Information supplied »
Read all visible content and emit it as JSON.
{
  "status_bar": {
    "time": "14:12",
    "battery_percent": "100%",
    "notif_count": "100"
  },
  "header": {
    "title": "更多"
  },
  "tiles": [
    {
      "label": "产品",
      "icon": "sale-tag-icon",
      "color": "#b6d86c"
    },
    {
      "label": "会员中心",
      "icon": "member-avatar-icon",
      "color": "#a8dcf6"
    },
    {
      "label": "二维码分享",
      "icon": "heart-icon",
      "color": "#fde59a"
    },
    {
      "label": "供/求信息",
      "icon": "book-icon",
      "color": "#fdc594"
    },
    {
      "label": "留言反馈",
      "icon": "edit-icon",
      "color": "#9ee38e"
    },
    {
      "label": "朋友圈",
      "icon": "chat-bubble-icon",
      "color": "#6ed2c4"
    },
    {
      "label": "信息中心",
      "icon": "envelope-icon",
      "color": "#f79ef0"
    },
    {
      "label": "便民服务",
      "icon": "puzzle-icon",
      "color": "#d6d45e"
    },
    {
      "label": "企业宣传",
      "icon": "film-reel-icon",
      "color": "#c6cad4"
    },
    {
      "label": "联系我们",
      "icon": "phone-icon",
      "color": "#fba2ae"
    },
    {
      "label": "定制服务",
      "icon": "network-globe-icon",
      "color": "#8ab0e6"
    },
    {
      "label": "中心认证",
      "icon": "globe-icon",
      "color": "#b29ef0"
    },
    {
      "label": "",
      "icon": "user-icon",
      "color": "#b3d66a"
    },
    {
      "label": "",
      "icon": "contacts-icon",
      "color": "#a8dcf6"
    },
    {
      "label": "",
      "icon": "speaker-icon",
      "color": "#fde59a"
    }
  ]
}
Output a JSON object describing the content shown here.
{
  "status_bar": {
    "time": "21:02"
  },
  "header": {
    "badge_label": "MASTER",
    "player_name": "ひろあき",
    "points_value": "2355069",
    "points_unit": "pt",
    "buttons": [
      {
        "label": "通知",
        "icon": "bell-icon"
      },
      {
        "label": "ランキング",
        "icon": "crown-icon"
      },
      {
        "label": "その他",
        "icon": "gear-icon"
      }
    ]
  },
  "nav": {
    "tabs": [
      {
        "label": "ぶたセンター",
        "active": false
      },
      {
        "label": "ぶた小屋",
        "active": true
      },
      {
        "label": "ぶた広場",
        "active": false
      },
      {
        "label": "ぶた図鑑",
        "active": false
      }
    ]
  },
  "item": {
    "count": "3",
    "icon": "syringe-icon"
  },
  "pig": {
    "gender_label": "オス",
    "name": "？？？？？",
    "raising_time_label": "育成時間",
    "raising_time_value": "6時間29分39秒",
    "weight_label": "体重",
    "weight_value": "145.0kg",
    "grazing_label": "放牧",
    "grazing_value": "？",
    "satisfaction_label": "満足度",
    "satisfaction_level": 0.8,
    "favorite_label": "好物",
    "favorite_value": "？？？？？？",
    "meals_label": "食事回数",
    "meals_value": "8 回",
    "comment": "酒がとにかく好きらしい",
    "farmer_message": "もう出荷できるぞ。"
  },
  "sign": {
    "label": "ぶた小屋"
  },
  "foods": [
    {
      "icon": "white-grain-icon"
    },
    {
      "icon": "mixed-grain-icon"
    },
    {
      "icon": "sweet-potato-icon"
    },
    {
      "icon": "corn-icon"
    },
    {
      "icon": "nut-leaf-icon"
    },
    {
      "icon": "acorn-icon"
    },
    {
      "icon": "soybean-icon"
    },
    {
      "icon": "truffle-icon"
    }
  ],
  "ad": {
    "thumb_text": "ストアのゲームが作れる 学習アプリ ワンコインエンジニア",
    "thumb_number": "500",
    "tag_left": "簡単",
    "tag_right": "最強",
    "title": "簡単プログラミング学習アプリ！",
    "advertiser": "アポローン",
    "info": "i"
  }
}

Challenge »
Copy out each line of the entries that holds "JSON".

Response to this exercise »
Read all visible content and emit it as JSON.
Output a JSON object describing the content shown here.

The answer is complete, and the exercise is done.